*Description of the task*
Leave out the pictures and reproduce all of the data exactly.

*Extracted data*
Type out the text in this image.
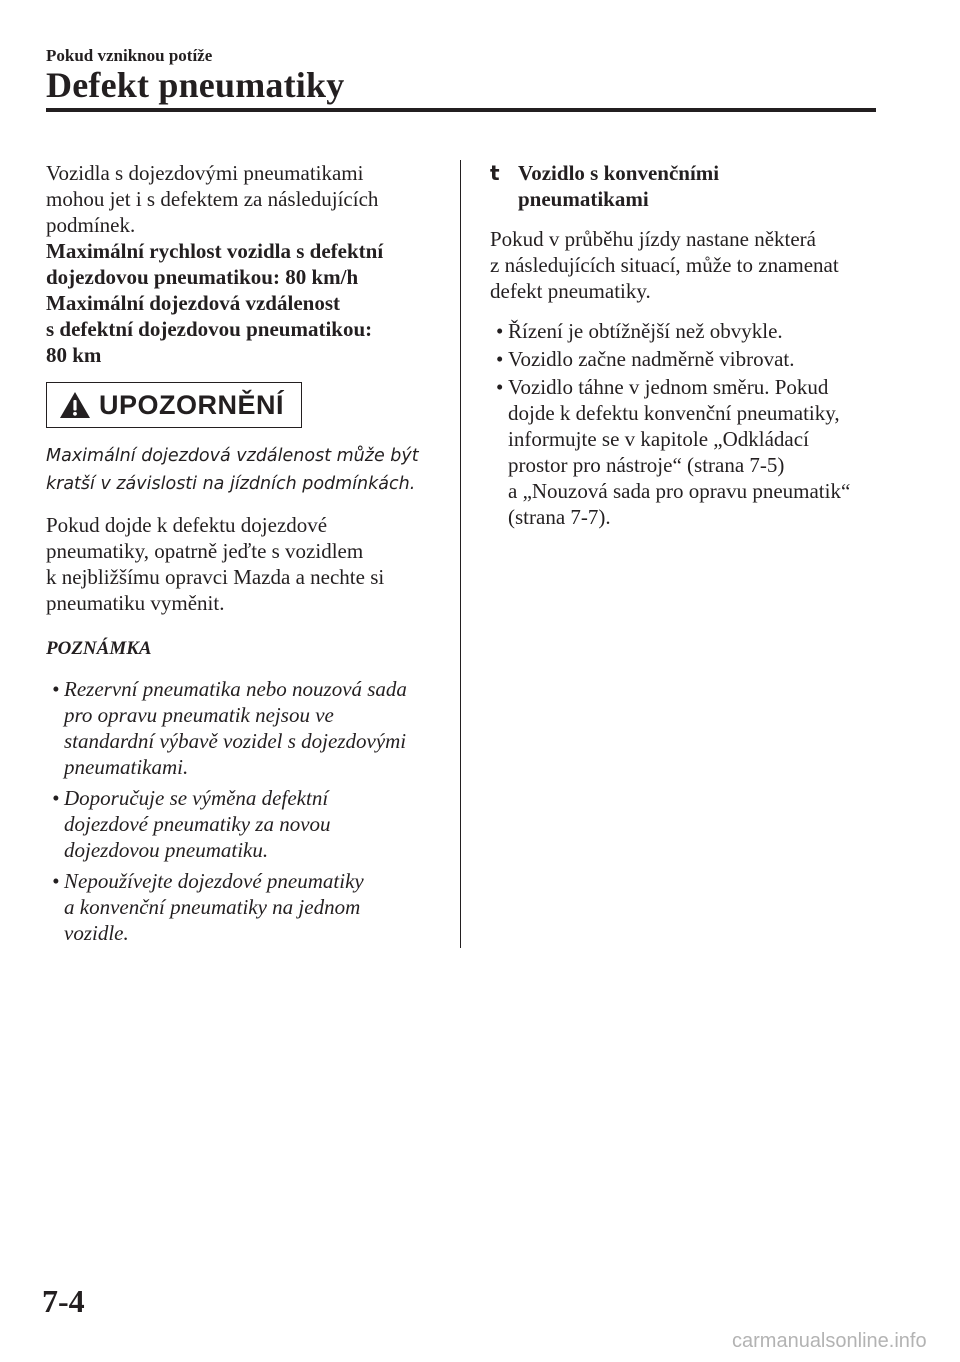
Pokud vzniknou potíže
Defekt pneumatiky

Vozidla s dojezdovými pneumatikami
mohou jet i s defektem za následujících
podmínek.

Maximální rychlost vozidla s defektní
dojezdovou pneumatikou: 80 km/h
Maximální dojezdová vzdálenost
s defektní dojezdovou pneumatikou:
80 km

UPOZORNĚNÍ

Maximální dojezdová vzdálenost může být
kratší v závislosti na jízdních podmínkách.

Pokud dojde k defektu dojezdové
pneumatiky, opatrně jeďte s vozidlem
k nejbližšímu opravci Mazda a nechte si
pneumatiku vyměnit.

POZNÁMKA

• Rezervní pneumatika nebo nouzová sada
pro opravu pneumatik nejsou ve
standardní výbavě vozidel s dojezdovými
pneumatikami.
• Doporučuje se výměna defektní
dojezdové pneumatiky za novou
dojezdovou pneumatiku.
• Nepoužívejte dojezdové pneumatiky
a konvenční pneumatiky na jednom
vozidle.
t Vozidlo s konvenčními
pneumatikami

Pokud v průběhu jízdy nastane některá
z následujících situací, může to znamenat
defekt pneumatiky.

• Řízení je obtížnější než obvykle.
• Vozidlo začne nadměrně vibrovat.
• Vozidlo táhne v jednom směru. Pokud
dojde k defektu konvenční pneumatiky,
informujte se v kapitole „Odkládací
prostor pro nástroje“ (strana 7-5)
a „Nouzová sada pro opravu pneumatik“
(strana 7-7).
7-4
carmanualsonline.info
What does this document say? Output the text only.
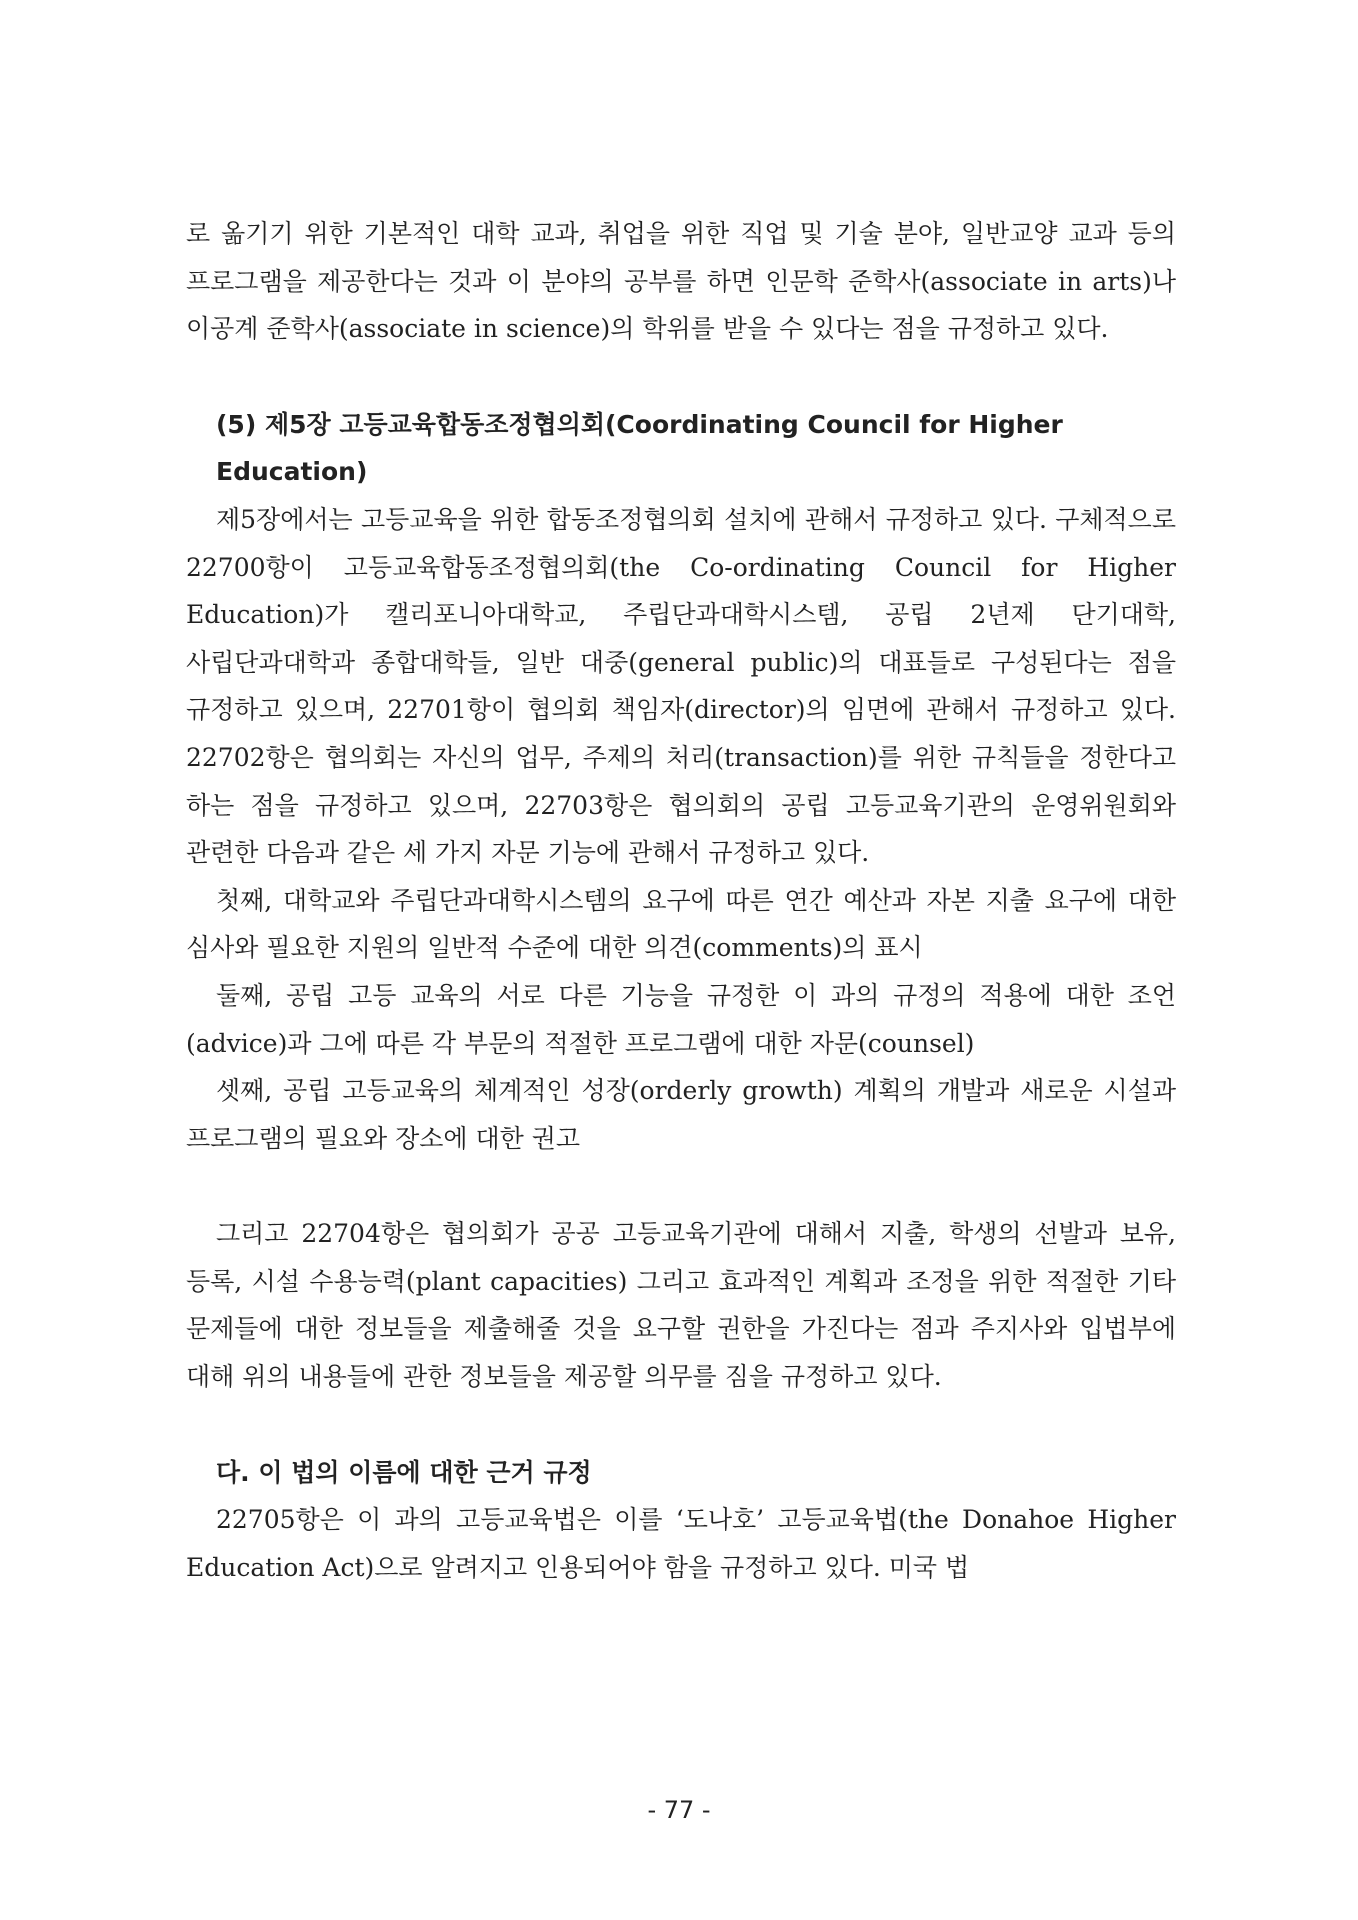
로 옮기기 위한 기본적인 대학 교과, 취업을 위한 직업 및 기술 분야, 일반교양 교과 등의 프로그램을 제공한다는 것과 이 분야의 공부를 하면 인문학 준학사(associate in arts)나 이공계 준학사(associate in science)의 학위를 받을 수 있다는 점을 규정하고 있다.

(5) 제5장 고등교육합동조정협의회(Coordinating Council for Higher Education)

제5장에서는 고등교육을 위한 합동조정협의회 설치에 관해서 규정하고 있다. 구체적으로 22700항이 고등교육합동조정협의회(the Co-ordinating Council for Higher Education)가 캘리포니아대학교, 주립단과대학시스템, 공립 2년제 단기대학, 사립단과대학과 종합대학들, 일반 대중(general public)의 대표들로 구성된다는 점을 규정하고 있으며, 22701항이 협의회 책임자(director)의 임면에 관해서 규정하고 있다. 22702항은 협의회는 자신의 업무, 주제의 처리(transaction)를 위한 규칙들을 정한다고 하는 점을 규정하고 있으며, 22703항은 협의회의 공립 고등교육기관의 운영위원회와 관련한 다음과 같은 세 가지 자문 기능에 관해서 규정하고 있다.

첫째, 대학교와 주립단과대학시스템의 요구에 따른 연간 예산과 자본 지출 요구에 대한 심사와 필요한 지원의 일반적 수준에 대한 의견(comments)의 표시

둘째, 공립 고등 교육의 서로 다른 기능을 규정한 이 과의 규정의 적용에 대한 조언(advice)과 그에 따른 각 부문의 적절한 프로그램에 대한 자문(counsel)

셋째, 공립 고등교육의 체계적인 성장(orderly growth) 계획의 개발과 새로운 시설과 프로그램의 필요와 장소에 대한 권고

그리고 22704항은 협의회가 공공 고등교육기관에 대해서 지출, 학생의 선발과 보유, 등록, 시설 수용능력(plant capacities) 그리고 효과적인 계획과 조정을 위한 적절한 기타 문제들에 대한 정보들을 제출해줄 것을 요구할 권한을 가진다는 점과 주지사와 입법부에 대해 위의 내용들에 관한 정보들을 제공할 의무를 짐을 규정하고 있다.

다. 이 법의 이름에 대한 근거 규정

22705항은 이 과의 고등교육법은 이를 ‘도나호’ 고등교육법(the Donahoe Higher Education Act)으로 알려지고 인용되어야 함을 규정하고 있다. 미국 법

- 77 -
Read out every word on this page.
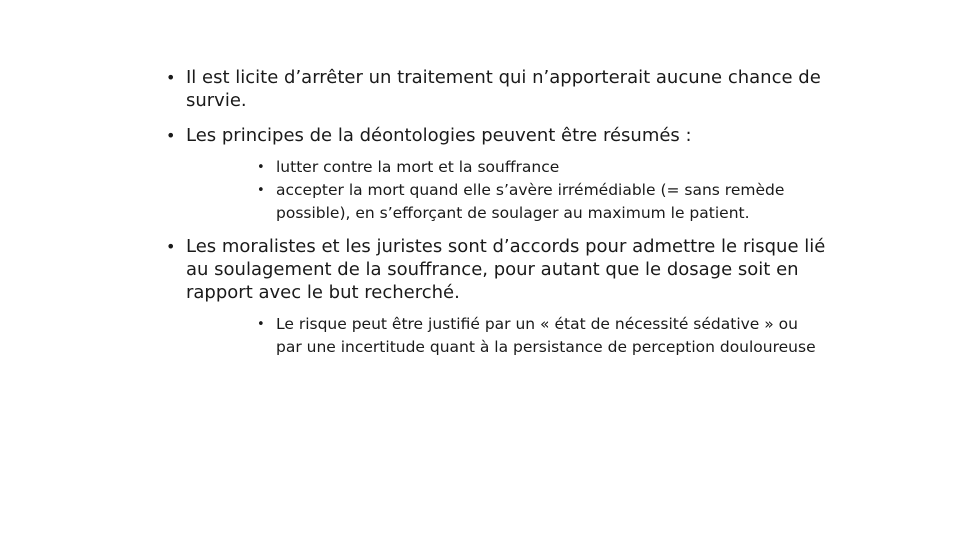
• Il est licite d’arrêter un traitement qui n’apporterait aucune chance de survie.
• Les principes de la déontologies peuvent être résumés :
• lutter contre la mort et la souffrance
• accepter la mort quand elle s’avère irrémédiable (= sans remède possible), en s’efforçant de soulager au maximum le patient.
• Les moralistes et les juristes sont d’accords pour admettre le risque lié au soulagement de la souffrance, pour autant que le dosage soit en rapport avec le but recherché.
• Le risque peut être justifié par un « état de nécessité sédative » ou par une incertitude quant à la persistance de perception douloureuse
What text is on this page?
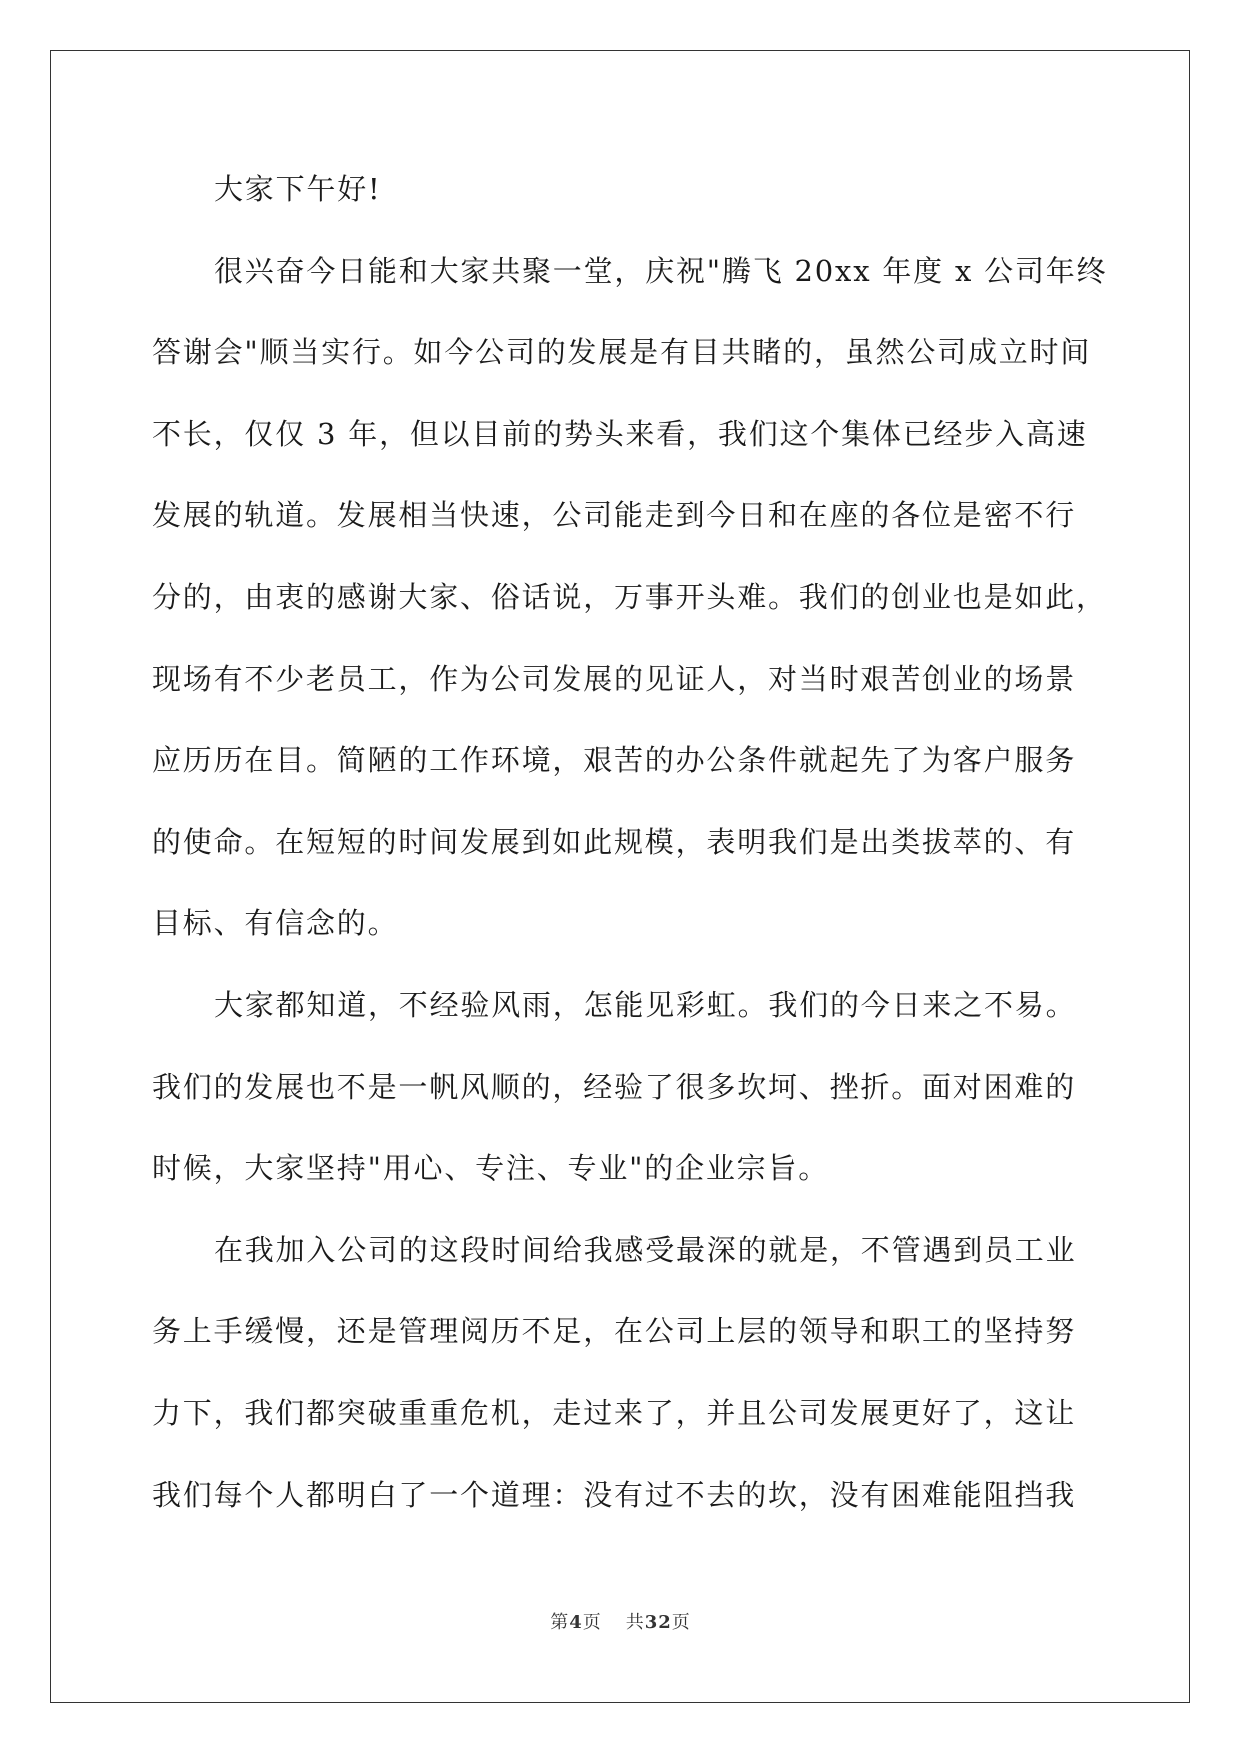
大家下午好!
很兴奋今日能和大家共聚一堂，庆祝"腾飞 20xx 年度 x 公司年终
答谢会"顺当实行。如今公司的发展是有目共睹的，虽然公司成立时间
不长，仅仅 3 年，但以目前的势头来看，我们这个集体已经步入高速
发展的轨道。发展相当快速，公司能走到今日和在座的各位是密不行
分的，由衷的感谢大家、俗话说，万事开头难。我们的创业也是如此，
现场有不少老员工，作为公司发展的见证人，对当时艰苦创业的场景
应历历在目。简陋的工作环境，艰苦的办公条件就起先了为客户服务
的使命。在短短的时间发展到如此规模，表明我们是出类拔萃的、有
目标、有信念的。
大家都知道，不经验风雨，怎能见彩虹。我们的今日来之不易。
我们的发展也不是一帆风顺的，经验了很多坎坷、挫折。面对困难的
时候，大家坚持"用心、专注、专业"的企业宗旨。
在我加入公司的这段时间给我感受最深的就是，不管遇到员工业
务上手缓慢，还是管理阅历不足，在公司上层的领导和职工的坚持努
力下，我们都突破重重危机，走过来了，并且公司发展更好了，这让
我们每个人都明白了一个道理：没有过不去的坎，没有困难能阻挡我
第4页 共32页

*Result of the exercise*
Type out the text in this image.
Pokud vzniknou potíže
Defekt pneumatiky

Vozidla s dojezdovými pneumatikami
mohou jet i s defektem za následujících
podmínek.

Maximální rychlost vozidla s defektní
dojezdovou pneumatikou: 80 km/h
Maximální dojezdová vzdálenost
s defektní dojezdovou pneumatikou:
80 km

UPOZORNĚNÍ

Maximální dojezdová vzdálenost může být
kratší v závislosti na jízdních podmínkách.

Pokud dojde k defektu dojezdové
pneumatiky, opatrně jeďte s vozidlem
k nejbližšímu opravci Mazda a nechte si
pneumatiku vyměnit.

POZNÁMKA

• Rezervní pneumatika nebo nouzová sada
pro opravu pneumatik nejsou ve
standardní výbavě vozidel s dojezdovými
pneumatikami.
• Doporučuje se výměna defektní
dojezdové pneumatiky za novou
dojezdovou pneumatiku.
• Nepoužívejte dojezdové pneumatiky
a konvenční pneumatiky na jednom
vozidle.
t Vozidlo s konvenčními
pneumatikami

Pokud v průběhu jízdy nastane některá
z následujících situací, může to znamenat
defekt pneumatiky.

• Řízení je obtížnější než obvykle.
• Vozidlo začne nadměrně vibrovat.
• Vozidlo táhne v jednom směru. Pokud
dojde k defektu konvenční pneumatiky,
informujte se v kapitole „Odkládací
prostor pro nástroje“ (strana 7-5)
a „Nouzová sada pro opravu pneumatik“
(strana 7-7).
7-4
carmanualsonline.info
What does this document say? Output the text only.
로 옮기기 위한 기본적인 대학 교과, 취업을 위한 직업 및 기술 분야, 일반교양 교과 등의 프로그램을 제공한다는 것과 이 분야의 공부를 하면 인문학 준학사(associate in arts)나 이공계 준학사(associate in science)의 학위를 받을 수 있다는 점을 규정하고 있다.

(5) 제5장 고등교육합동조정협의회(Coordinating Council for Higher Education)

제5장에서는 고등교육을 위한 합동조정협의회 설치에 관해서 규정하고 있다. 구체적으로 22700항이 고등교육합동조정협의회(the Co-ordinating Council for Higher Education)가 캘리포니아대학교, 주립단과대학시스템, 공립 2년제 단기대학, 사립단과대학과 종합대학들, 일반 대중(general public)의 대표들로 구성된다는 점을 규정하고 있으며, 22701항이 협의회 책임자(director)의 임면에 관해서 규정하고 있다. 22702항은 협의회는 자신의 업무, 주제의 처리(transaction)를 위한 규칙들을 정한다고 하는 점을 규정하고 있으며, 22703항은 협의회의 공립 고등교육기관의 운영위원회와 관련한 다음과 같은 세 가지 자문 기능에 관해서 규정하고 있다.

첫째, 대학교와 주립단과대학시스템의 요구에 따른 연간 예산과 자본 지출 요구에 대한 심사와 필요한 지원의 일반적 수준에 대한 의견(comments)의 표시

둘째, 공립 고등 교육의 서로 다른 기능을 규정한 이 과의 규정의 적용에 대한 조언(advice)과 그에 따른 각 부문의 적절한 프로그램에 대한 자문(counsel)

셋째, 공립 고등교육의 체계적인 성장(orderly growth) 계획의 개발과 새로운 시설과 프로그램의 필요와 장소에 대한 권고

그리고 22704항은 협의회가 공공 고등교육기관에 대해서 지출, 학생의 선발과 보유, 등록, 시설 수용능력(plant capacities) 그리고 효과적인 계획과 조정을 위한 적절한 기타 문제들에 대한 정보들을 제출해줄 것을 요구할 권한을 가진다는 점과 주지사와 입법부에 대해 위의 내용들에 관한 정보들을 제공할 의무를 짐을 규정하고 있다.

다. 이 법의 이름에 대한 근거 규정

22705항은 이 과의 고등교육법은 이를 ‘도나호’ 고등교육법(the Donahoe Higher Education Act)으로 알려지고 인용되어야 함을 규정하고 있다. 미국 법

- 77 -
Read out every word on this page.
• Il est licite d’arrêter un traitement qui n’apporterait aucune chance de survie.
• Les principes de la déontologies peuvent être résumés :
• lutter contre la mort et la souffrance
• accepter la mort quand elle s’avère irrémédiable (= sans remède possible), en s’efforçant de soulager au maximum le patient.
• Les moralistes et les juristes sont d’accords pour admettre le risque lié au soulagement de la souffrance, pour autant que le dosage soit en rapport avec le but recherché.
• Le risque peut être justifié par un « état de nécessité sédative » ou par une incertitude quant à la persistance de perception douloureuse
What text is on this page?
大家下午好!
很兴奋今日能和大家共聚一堂，庆祝"腾飞 20xx 年度 x 公司年终
答谢会"顺当实行。如今公司的发展是有目共睹的，虽然公司成立时间
不长，仅仅 3 年，但以目前的势头来看，我们这个集体已经步入高速
发展的轨道。发展相当快速，公司能走到今日和在座的各位是密不行
分的，由衷的感谢大家、俗话说，万事开头难。我们的创业也是如此，
现场有不少老员工，作为公司发展的见证人，对当时艰苦创业的场景
应历历在目。简陋的工作环境，艰苦的办公条件就起先了为客户服务
的使命。在短短的时间发展到如此规模，表明我们是出类拔萃的、有
目标、有信念的。
大家都知道，不经验风雨，怎能见彩虹。我们的今日来之不易。
我们的发展也不是一帆风顺的，经验了很多坎坷、挫折。面对困难的
时候，大家坚持"用心、专注、专业"的企业宗旨。
在我加入公司的这段时间给我感受最深的就是，不管遇到员工业
务上手缓慢，还是管理阅历不足，在公司上层的领导和职工的坚持努
力下，我们都突破重重危机，走过来了，并且公司发展更好了，这让
我们每个人都明白了一个道理：没有过不去的坎，没有困难能阻挡我
第4页 共32页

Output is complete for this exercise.